● **To do**: Set down the data below without change, skipping the pictures it holds.

● **Dataset excerpts**:

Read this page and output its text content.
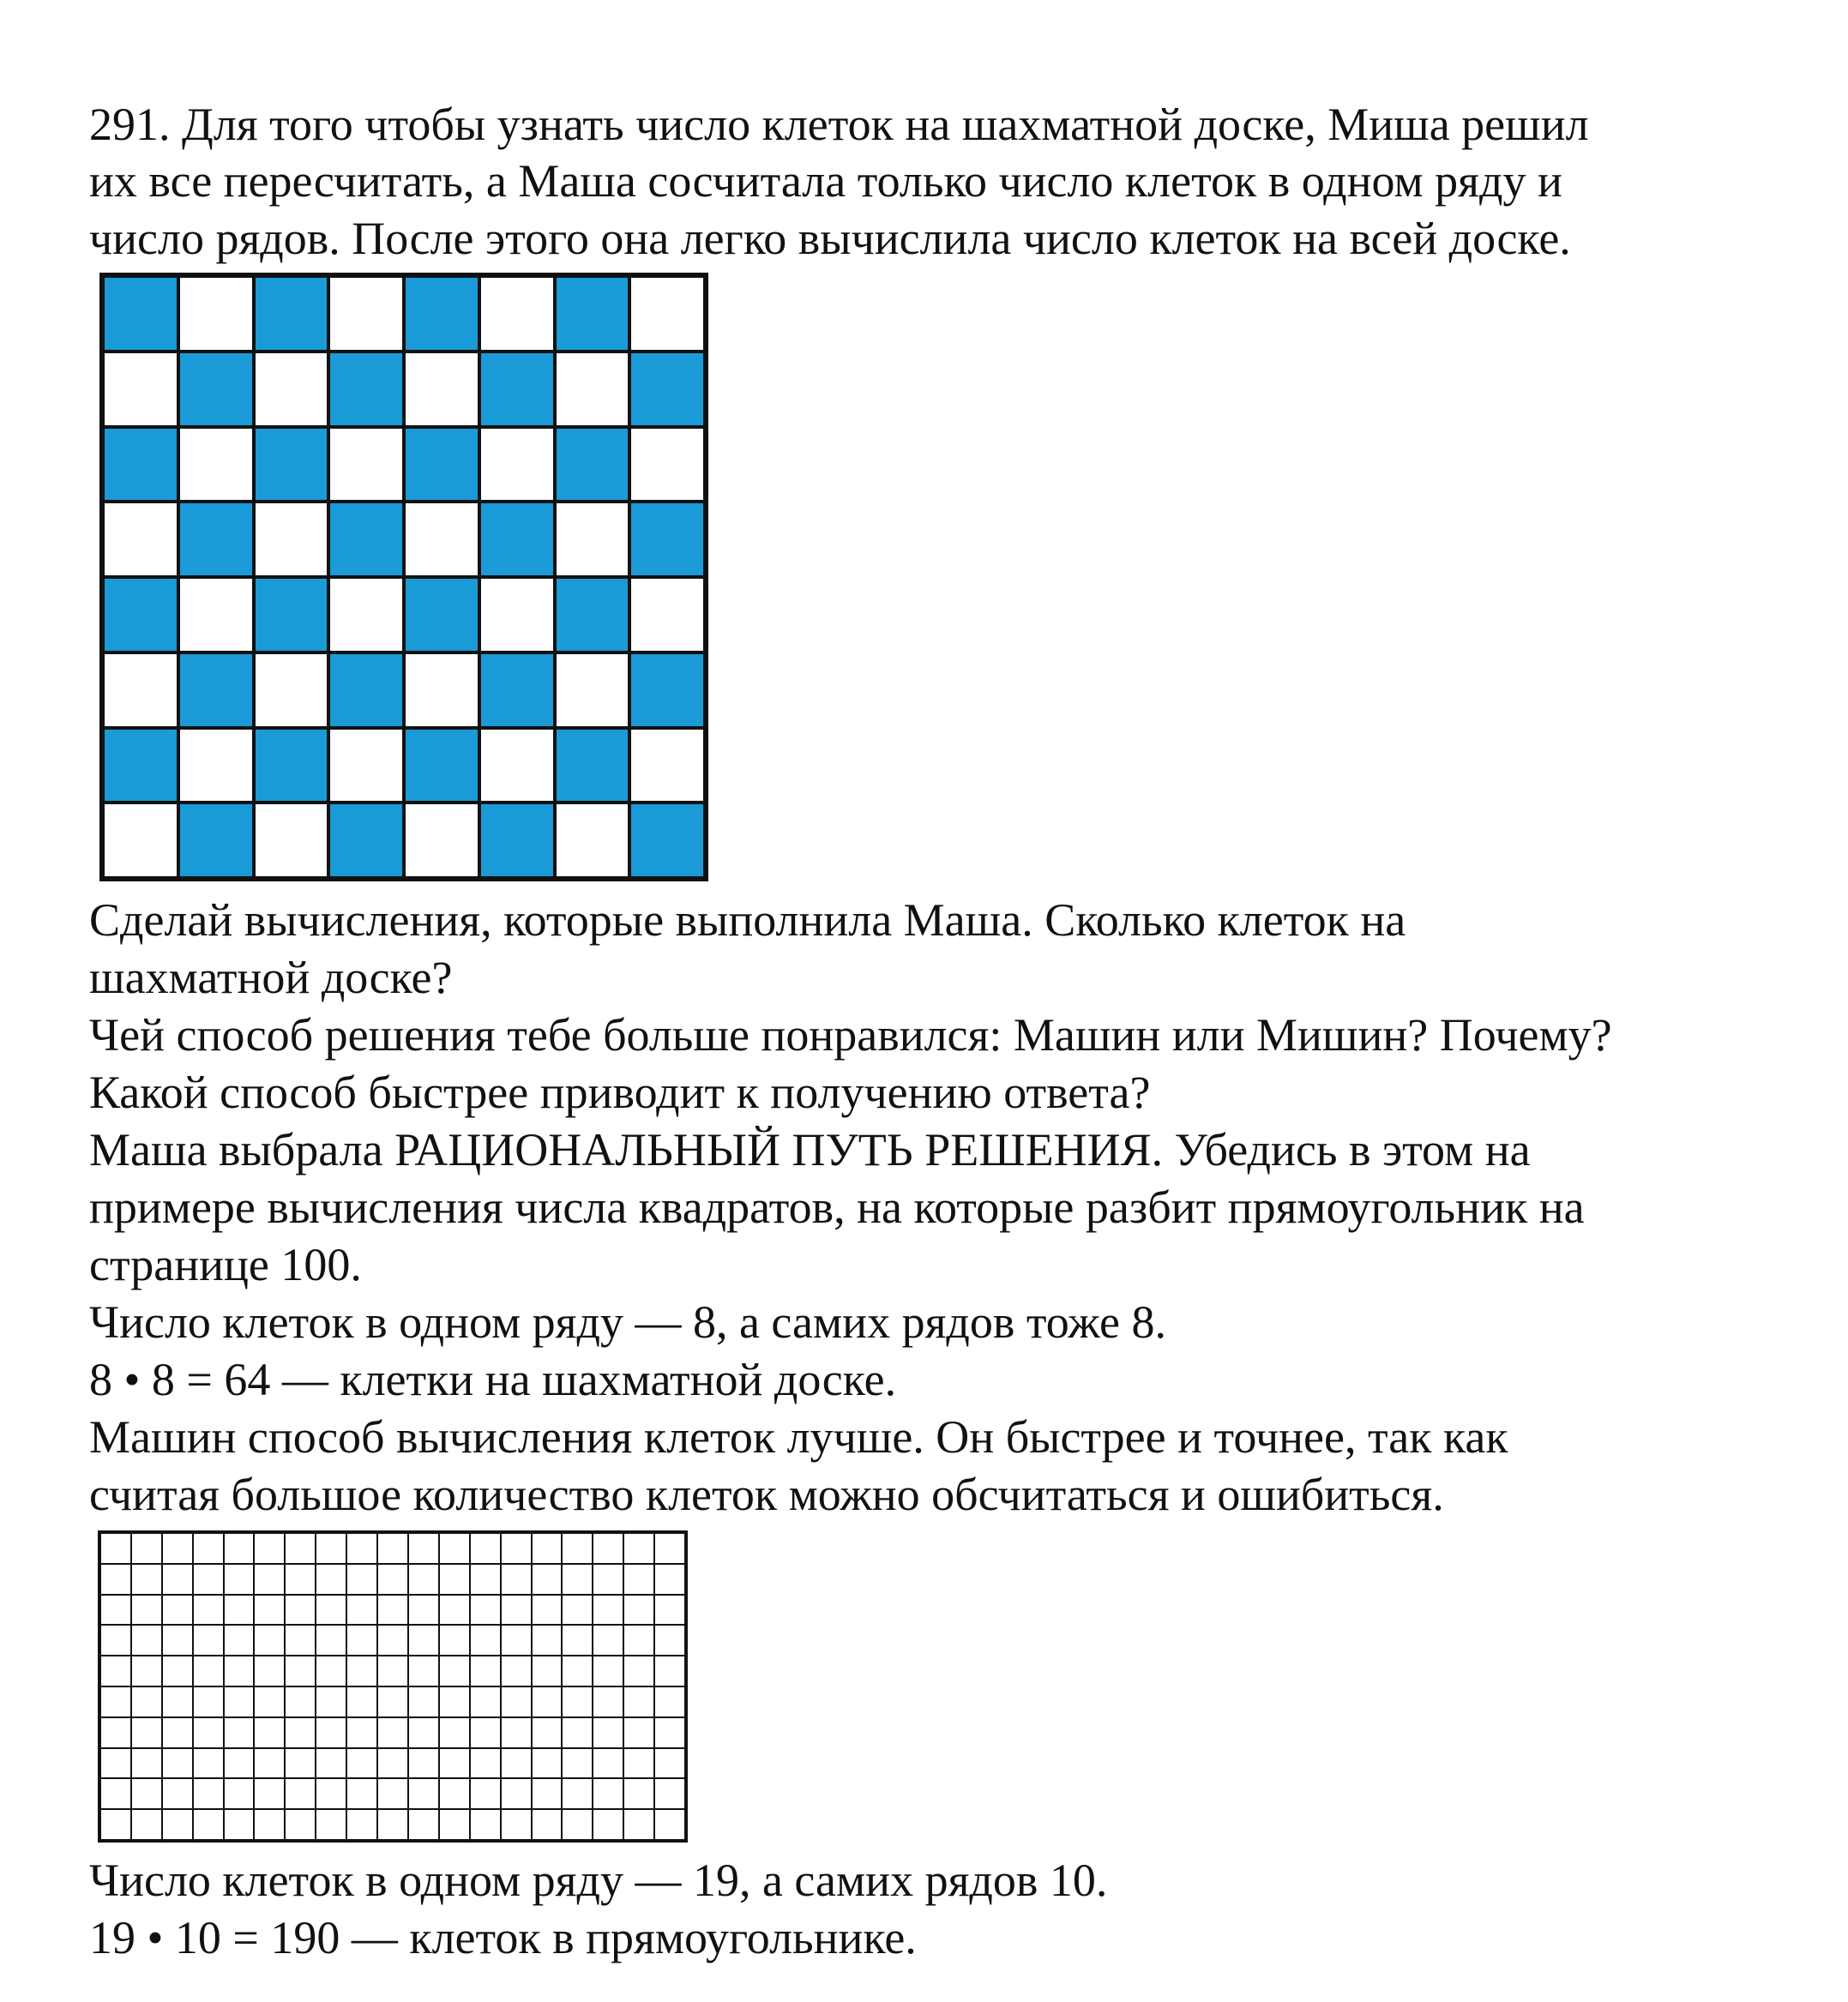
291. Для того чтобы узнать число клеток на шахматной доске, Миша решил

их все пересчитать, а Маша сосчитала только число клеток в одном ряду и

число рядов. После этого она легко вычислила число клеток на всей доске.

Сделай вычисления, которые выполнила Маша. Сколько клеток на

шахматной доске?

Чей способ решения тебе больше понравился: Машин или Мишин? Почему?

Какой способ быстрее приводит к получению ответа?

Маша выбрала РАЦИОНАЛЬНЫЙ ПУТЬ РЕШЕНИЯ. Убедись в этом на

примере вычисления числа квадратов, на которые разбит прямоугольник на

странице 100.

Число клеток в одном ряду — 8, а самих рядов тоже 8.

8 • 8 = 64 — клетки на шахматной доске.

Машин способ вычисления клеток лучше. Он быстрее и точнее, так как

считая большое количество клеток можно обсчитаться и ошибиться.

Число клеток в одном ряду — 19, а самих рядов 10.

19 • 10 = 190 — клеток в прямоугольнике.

● **Right answer**:
Read this page and output its text content.
291. Для того чтобы узнать число клеток на шахматной доске, Миша решил

их все пересчитать, а Маша сосчитала только число клеток в одном ряду и

число рядов. После этого она легко вычислила число клеток на всей доске.

Сделай вычисления, которые выполнила Маша. Сколько клеток на

шахматной доске?

Чей способ решения тебе больше понравился: Машин или Мишин? Почему?

Какой способ быстрее приводит к получению ответа?

Маша выбрала РАЦИОНАЛЬНЫЙ ПУТЬ РЕШЕНИЯ. Убедись в этом на

примере вычисления числа квадратов, на которые разбит прямоугольник на

странице 100.

Число клеток в одном ряду — 8, а самих рядов тоже 8.

8 • 8 = 64 — клетки на шахматной доске.

Машин способ вычисления клеток лучше. Он быстрее и точнее, так как

считая большое количество клеток можно обсчитаться и ошибиться.

Число клеток в одном ряду — 19, а самих рядов 10.

19 • 10 = 190 — клеток в прямоугольнике.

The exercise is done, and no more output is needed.